== WHAT TO PRODUCE ==
From the entries that follow, extract each line holding the string "type".

:: EXTRACTED ENTRIES ::

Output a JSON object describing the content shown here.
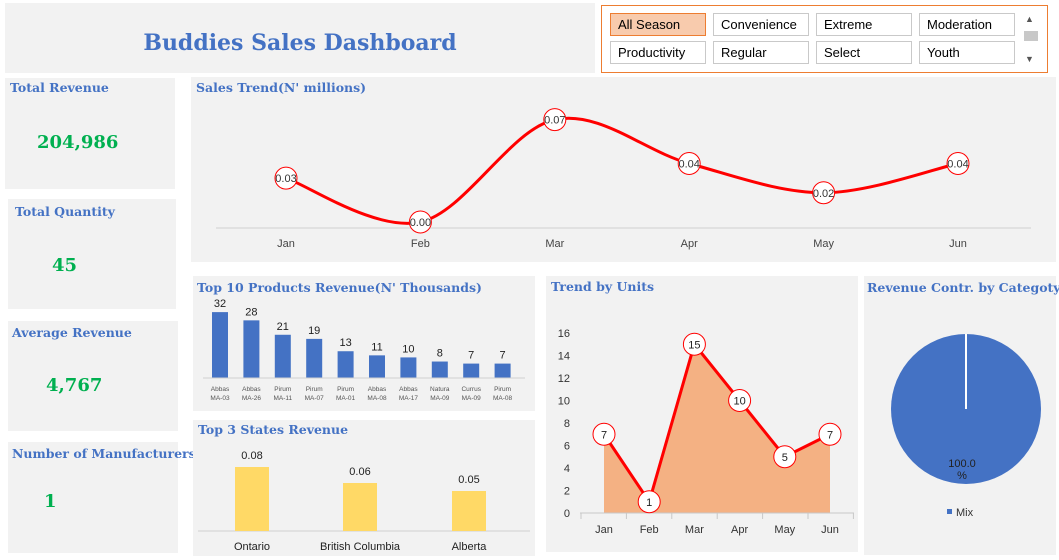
{
  "dashboard": {
    "title": "Buddies Sales Dashboard"
  },
  "slicer": {
    "items": [
      "All Season",
      "Convenience",
      "Extreme",
      "Moderation",
      "Productivity",
      "Regular",
      "Select",
      "Youth"
    ],
    "selected": "All Season",
    "scroll_up": "▲",
    "scroll_down": "▼"
  },
  "kpis": [
    {
      "label": "Total Revenue",
      "value": "204,986"
    },
    {
      "label": "Total Quantity",
      "value": "45"
    },
    {
      "label": "Average Revenue",
      "value": "4,767"
    },
    {
      "label": "Number of Manufacturers",
      "value": "1"
    }
  ],
  "colors": {
    "accent": "#4472c4",
    "kpi": "#00b050",
    "trend": "#ff0000",
    "bars": "#4472c4",
    "states": "#ffd966",
    "area": "#f4b183",
    "pie": "#4472c4",
    "panel": "#f2f2f2",
    "slicer_border": "#ed7d31"
  },
  "chart_data": [
    {
      "type": "line",
      "title": "Sales Trend(N' millions)",
      "categories": [
        "Jan",
        "Feb",
        "Mar",
        "Apr",
        "May",
        "Jun"
      ],
      "values": [
        0.03,
        0.0,
        0.07,
        0.04,
        0.02,
        0.04
      ],
      "ylim": [
        0,
        0.08
      ],
      "grid": false
    },
    {
      "type": "bar",
      "title": "Top 10 Products Revenue(N' Thousands)",
      "categories": [
        [
          "Abbas",
          "MA-03"
        ],
        [
          "Abbas",
          "MA-26"
        ],
        [
          "Pirum",
          "MA-11"
        ],
        [
          "Pirum",
          "MA-07"
        ],
        [
          "Pirum",
          "MA-01"
        ],
        [
          "Abbas",
          "MA-08"
        ],
        [
          "Abbas",
          "MA-17"
        ],
        [
          "Natura",
          "MA-09"
        ],
        [
          "Currus",
          "MA-09"
        ],
        [
          "Pirum",
          "MA-08"
        ]
      ],
      "values": [
        32,
        28,
        21,
        19,
        13,
        11,
        10,
        8,
        7,
        7
      ],
      "ylim": [
        0,
        34
      ]
    },
    {
      "type": "bar",
      "title": "Top 3 States Revenue",
      "categories": [
        "Ontario",
        "British Columbia",
        "Alberta"
      ],
      "values": [
        0.08,
        0.06,
        0.05
      ],
      "ylim": [
        0,
        0.1
      ]
    },
    {
      "type": "area",
      "title": "Trend by Units",
      "categories": [
        "Jan",
        "Feb",
        "Mar",
        "Apr",
        "May",
        "Jun"
      ],
      "values": [
        7,
        1,
        15,
        10,
        5,
        7
      ],
      "ylim": [
        0,
        16
      ],
      "yticks": [
        0,
        2,
        4,
        6,
        8,
        10,
        12,
        14,
        16
      ],
      "grid": false
    },
    {
      "type": "pie",
      "title": "Revenue Contr. by Categoty",
      "series": [
        {
          "name": "Mix",
          "values": [
            100.0
          ]
        }
      ],
      "slice_labels": [
        "100.0\n%"
      ],
      "legend": [
        "Mix"
      ],
      "legend_position": "bottom"
    }
  ]
}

:::

== WRITTEN ANSWER ==
      "type": "line",
      "type": "bar",
      "type": "bar",
      "type": "area",
      "type": "pie",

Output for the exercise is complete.